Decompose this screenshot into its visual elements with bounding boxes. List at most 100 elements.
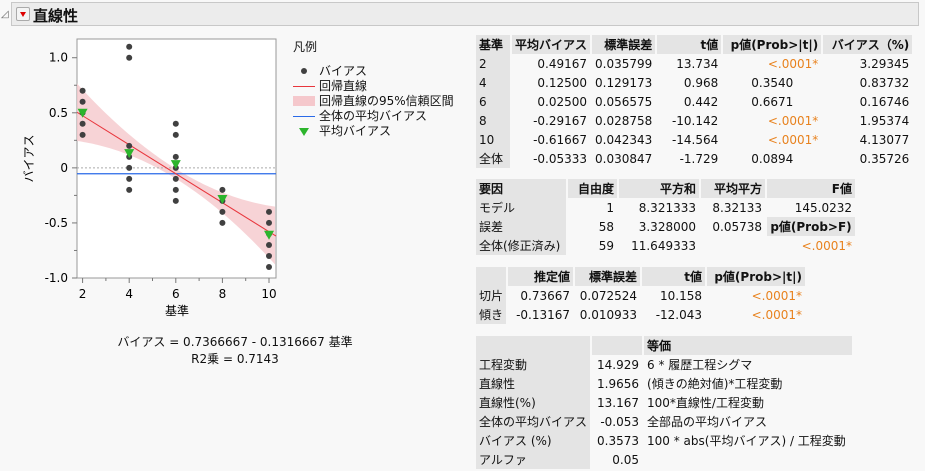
legend-item-bias[interactable]: バイアス — [293, 63, 454, 78]
legend-item-mean-bias[interactable]: 平均バイアス — [293, 123, 454, 138]
table-cell: モデル — [476, 198, 566, 217]
column-header: 平均バイアス — [512, 35, 591, 54]
data-point — [79, 87, 86, 94]
x-axis-label: 基準 — [165, 303, 189, 318]
table-cell: <.0001* — [767, 113, 819, 128]
column-header: 基準 — [476, 35, 510, 54]
table-cell: 直線性 — [476, 374, 591, 393]
table-cell: 0.83732 — [859, 75, 910, 90]
table-cell: バイアス (%) — [476, 431, 591, 450]
column-header — [476, 267, 507, 286]
table-cell: 145.0232 — [794, 200, 852, 215]
table-cell: p値(Prob>F) — [767, 217, 855, 236]
table-cell: -12.043 — [655, 307, 703, 322]
data-point — [266, 208, 273, 215]
table-cell: 全体(修正済み) — [476, 236, 566, 255]
parameter-table: 推定値 標準誤差 t値 p値(Prob>|t|) 切片 0.73667 0.072524 10… — [474, 267, 807, 324]
table-cell: -10.142 — [671, 113, 719, 128]
data-point — [219, 208, 226, 215]
regression-equation: バイアス = 0.7366667 - 0.1316667 基準 — [117, 335, 353, 349]
column-header: F値 — [767, 179, 855, 198]
data-point — [219, 186, 226, 193]
data-point — [79, 120, 86, 127]
table-cell: -14.564 — [671, 132, 719, 147]
table-cell: 8 — [476, 111, 510, 130]
y-tick-label: 0 — [60, 161, 68, 175]
data-point — [172, 197, 179, 204]
y-tick-label: -0.5 — [45, 216, 68, 230]
data-point — [266, 219, 273, 226]
table-cell — [644, 450, 852, 469]
table-cell: -0.29167 — [533, 113, 588, 128]
mean-bias-marker — [170, 160, 181, 170]
data-point — [126, 142, 133, 149]
table-cell: アルファ — [476, 450, 591, 469]
collapse-triangle-icon[interactable]: ◿ — [1, 9, 9, 20]
legend-item-overall-mean[interactable]: 全体の平均バイアス — [293, 108, 454, 123]
table-cell: 1.9656 — [597, 376, 640, 391]
x-tick-label: 8 — [219, 287, 227, 301]
header-row: 基準 平均バイアス 標準誤差 t値 p値(Prob>|t|) バイアス（%) — [476, 35, 913, 54]
table-cell: 1 — [606, 200, 614, 215]
x-tick-label: 4 — [125, 287, 133, 301]
table-cell: -0.13167 — [516, 307, 571, 322]
table-cell: <.0001* — [751, 307, 803, 322]
table-cell — [701, 236, 765, 255]
table-row: 2 0.49167 0.035799 13.734 <.0001* 3.29345 — [476, 54, 912, 73]
table-cell: -1.729 — [679, 151, 719, 166]
x-tick-label: 2 — [79, 287, 87, 301]
bias-table: 基準 平均バイアス 標準誤差 t値 p値(Prob>|t|) バイアス（%) 2 0.4916… — [474, 35, 914, 168]
legend: 凡例 バイアス 回帰直線 回帰直線の95%信頼区間 全体の平均バイアス 平均バイ… — [293, 38, 454, 138]
data-point — [172, 153, 179, 160]
column-header — [476, 336, 591, 355]
table-cell: 0.056575 — [595, 94, 653, 109]
red-triangle-menu-icon[interactable] — [16, 7, 30, 21]
data-point — [172, 186, 179, 193]
table-cell: 0.010933 — [579, 307, 638, 322]
data-point — [126, 54, 133, 61]
table-cell: 直線性(%) — [476, 393, 591, 412]
table-cell: <.0001* — [767, 56, 819, 71]
column-header: 推定値 — [508, 267, 574, 286]
data-point — [172, 131, 179, 138]
column-header: p値(Prob>|t|) — [707, 267, 806, 286]
table-cell: 1.95374 — [859, 113, 910, 128]
table-cell: 0.072524 — [579, 288, 638, 303]
table-cell: <.0001* — [751, 288, 803, 303]
column-header: 標準誤差 — [592, 35, 656, 54]
legend-item-regression[interactable]: 回帰直線 — [293, 78, 454, 93]
triangle-down-icon — [293, 126, 315, 136]
table-cell: 0.49167 — [537, 56, 588, 71]
column-header: 標準誤差 — [575, 267, 641, 286]
table-cell: 3.29345 — [859, 56, 910, 71]
column-header: t値 — [642, 267, 706, 286]
regression-line — [76, 111, 277, 237]
table-cell: 13.167 — [597, 395, 640, 410]
table-cell: 8.321333 — [638, 200, 696, 215]
column-header: 平方和 — [619, 179, 699, 198]
column-header: 要因 — [476, 179, 566, 198]
header-row: 要因 自由度 平方和 平均平方 F値 — [476, 179, 855, 198]
report-header: 直線性 — [11, 2, 919, 26]
table-cell: 2 — [476, 54, 510, 73]
table-cell: 10.158 — [660, 288, 703, 303]
table-cell: 6 * 履歴工程シグマ — [647, 358, 753, 372]
column-header: バイアス（%) — [823, 35, 913, 54]
table-cell: 100 * abs(平均バイアス) / 工程変動 — [647, 434, 846, 448]
column-header: t値 — [657, 35, 722, 54]
table-row: 全体 -0.05333 0.030847 -1.729 0.0894 0.35726 — [476, 149, 912, 168]
red-line-icon — [293, 81, 315, 91]
table-cell: 0.442 — [683, 94, 719, 109]
table-cell: 4.13077 — [859, 132, 910, 147]
table-row: 傾き -0.13167 0.010933 -12.043 <.0001* — [476, 305, 805, 324]
table-row: 10 -0.61667 0.042343 -14.564 <.0001* 4.13077 — [476, 130, 912, 149]
table-cell: -0.053 — [600, 414, 640, 429]
data-point — [172, 120, 179, 127]
table-cell: 0.6671 — [751, 94, 794, 109]
table-cell: 全部品の平均バイアス — [647, 415, 768, 429]
table-cell: -0.61667 — [533, 132, 588, 147]
legend-item-band[interactable]: 回帰直線の95%信頼区間 — [293, 93, 454, 108]
data-point — [126, 164, 133, 171]
data-point — [172, 175, 179, 182]
data-point — [266, 252, 273, 259]
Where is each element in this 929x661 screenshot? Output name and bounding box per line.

-------

### Objective
Lay out as a numbered list the lines in the rows above, from the line containing "legend-item-bias[interactable]: バイアス —" through the line containing "table-cell — [701, 236, 765, 255]", both included, omitting any blank lines.

### Written solution
1. legend-item-bias[interactable]: バイアス — [293, 63, 454, 78]
2. legend-item-mean-bias[interactable]: 平均バイアス — [293, 123, 454, 138]
3. table-cell: モデル — [476, 198, 566, 217]
4. column-header: 平均バイアス — [512, 35, 591, 54]
5. data-point — [79, 87, 86, 94]
6. x-axis-label: 基準 — [165, 303, 189, 318]
7. table-cell: <.0001* — [767, 113, 819, 128]
8. column-header: 基準 — [476, 35, 510, 54]
9. table-cell: 直線性 — [476, 374, 591, 393]
10. table-cell: 0.83732 — [859, 75, 910, 90]
11. table-cell: バイアス (%) — [476, 431, 591, 450]
12. column-header — [476, 267, 507, 286]
13. table-cell: 145.0232 — [794, 200, 852, 215]
14. table-cell: p値(Prob>F) — [767, 217, 855, 236]
15. table-cell: -12.043 — [655, 307, 703, 322]
16. data-point — [266, 208, 273, 215]
17. table-cell: 全体(修正済み) — [476, 236, 566, 255]
18. parameter-table: 推定値 標準誤差 t値 p値(Prob>|t|) 切片 0.73667 0.072524 10… — [474, 267, 807, 324]
19. table-cell: -10.142 — [671, 113, 719, 128]
20. data-point — [219, 208, 226, 215]
21. regression-equation: バイアス = 0.7366667 - 0.1316667 基準 — [117, 335, 353, 349]
22. column-header: F値 — [767, 179, 855, 198]
23. data-point — [219, 186, 226, 193]
24. data-point — [79, 120, 86, 127]
25. table-cell: -14.564 — [671, 132, 719, 147]
26. table-cell: 8 — [476, 111, 510, 130]
27. y-tick-label: 0 — [60, 161, 68, 175]
28. data-point — [172, 197, 179, 204]
29. y-tick-label: -0.5 — [45, 216, 68, 230]
30. data-point — [266, 219, 273, 226]
31. table-cell — [644, 450, 852, 469]
32. table-cell: -0.29167 — [533, 113, 588, 128]
33. mean-bias-marker — [170, 160, 181, 170]
34. data-point — [126, 142, 133, 149]
35. table-cell: アルファ — [476, 450, 591, 469]
36. collapse-triangle-icon[interactable]: ◿ — [1, 9, 9, 20]
37. legend-item-overall-mean[interactable]: 全体の平均バイアス — [293, 108, 454, 123]
38. table-cell: 1.9656 — [597, 376, 640, 391]
39. x-tick-label: 8 — [219, 287, 227, 301]
40. header-row: 基準 平均バイアス 標準誤差 t値 p値(Prob>|t|) バイアス（%) — [476, 35, 913, 54]
41. table-cell: 1 — [606, 200, 614, 215]
42. x-tick-label: 4 — [125, 287, 133, 301]
43. table-cell: -0.13167 — [516, 307, 571, 322]
44. table-cell: <.0001* — [751, 307, 803, 322]
45. table-cell — [701, 236, 765, 255]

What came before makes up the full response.